**WHAT YOU NEED TO DO:**
Check each line of the listing, and copy it if it contains the word "movement".

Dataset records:
■ ■ ■

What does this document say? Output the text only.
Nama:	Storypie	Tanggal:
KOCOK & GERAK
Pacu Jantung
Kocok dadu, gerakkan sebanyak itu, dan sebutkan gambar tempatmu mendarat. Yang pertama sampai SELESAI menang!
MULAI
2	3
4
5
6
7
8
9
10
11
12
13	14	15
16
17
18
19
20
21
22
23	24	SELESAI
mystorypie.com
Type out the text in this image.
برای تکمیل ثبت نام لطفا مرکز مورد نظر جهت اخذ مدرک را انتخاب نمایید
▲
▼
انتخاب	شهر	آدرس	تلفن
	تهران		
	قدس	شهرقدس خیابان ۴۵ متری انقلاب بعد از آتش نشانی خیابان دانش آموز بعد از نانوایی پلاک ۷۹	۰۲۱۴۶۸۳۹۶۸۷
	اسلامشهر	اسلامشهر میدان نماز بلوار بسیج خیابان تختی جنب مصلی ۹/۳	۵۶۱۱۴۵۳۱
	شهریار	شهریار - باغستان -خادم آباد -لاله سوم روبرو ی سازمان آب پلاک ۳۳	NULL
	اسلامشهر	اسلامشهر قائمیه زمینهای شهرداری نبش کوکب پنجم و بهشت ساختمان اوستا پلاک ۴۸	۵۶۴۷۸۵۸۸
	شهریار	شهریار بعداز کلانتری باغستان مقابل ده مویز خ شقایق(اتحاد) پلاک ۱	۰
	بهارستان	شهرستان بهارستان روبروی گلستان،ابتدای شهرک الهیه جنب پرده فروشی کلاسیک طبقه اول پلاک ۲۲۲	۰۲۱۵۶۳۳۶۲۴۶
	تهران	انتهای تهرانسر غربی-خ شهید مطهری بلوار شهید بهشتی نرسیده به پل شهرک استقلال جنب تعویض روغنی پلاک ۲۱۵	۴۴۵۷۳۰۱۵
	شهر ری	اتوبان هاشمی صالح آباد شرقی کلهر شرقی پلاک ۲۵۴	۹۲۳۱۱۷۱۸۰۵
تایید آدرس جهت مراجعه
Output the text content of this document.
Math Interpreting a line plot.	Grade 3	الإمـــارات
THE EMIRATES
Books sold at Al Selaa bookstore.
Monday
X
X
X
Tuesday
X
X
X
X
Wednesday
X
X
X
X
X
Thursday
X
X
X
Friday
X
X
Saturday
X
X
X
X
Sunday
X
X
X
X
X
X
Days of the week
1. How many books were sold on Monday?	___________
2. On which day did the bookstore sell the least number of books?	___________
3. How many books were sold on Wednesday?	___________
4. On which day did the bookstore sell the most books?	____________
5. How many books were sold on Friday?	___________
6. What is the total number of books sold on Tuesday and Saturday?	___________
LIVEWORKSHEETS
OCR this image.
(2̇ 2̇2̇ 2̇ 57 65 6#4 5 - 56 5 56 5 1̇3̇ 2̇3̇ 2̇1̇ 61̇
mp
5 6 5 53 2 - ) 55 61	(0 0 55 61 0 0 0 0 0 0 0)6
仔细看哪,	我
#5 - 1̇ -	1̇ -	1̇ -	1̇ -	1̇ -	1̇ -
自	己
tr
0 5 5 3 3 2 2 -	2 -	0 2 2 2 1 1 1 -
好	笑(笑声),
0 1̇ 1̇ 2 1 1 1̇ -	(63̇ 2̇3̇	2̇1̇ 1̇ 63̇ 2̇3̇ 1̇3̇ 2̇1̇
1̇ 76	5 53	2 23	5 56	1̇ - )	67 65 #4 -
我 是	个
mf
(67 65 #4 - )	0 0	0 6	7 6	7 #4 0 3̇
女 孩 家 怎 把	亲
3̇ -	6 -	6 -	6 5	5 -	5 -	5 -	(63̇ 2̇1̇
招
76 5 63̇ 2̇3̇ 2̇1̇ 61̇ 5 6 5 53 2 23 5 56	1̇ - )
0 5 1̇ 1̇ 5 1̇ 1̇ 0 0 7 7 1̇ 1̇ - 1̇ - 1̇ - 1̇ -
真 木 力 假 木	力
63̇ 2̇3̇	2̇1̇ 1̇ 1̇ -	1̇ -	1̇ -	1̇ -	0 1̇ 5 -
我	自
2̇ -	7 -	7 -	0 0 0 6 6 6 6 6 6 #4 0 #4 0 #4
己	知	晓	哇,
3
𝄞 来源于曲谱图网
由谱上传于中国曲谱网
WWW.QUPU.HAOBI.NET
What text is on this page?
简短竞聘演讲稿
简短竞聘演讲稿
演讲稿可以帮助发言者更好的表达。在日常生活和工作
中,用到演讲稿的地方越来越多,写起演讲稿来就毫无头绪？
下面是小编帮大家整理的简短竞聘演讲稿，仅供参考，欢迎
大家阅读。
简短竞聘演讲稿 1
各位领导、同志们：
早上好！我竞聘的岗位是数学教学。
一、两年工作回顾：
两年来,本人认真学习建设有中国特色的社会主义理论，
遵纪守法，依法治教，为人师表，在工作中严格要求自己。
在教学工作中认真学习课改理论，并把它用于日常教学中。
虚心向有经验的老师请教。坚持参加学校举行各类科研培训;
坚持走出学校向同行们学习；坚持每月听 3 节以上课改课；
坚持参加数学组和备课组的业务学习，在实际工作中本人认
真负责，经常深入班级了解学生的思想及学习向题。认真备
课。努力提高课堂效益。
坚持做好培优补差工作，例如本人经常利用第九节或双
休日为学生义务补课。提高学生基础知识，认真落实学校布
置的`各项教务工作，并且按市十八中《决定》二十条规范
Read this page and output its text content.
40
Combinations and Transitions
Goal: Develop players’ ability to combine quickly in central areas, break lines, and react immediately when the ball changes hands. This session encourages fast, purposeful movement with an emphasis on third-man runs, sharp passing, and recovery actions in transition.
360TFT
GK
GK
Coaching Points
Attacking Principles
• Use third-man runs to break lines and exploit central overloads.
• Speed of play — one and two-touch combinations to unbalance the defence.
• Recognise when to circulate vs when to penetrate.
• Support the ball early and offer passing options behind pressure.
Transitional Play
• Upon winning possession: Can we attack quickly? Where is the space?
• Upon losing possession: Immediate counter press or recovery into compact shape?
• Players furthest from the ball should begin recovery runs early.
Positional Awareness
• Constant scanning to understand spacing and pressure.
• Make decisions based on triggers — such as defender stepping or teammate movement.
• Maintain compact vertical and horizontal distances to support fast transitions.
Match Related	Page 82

■ ■ ■

**TASK RESULT:**
Goal: Develop players’ ability to combine quickly in central areas, break lines, and react immediately when the ball changes hands. This session encourages fast, purposeful movement with an emphasis on third-man runs, sharp passing, and recovery actions in transition.
• Make decisions based on triggers — such as defender stepping or teammate movement.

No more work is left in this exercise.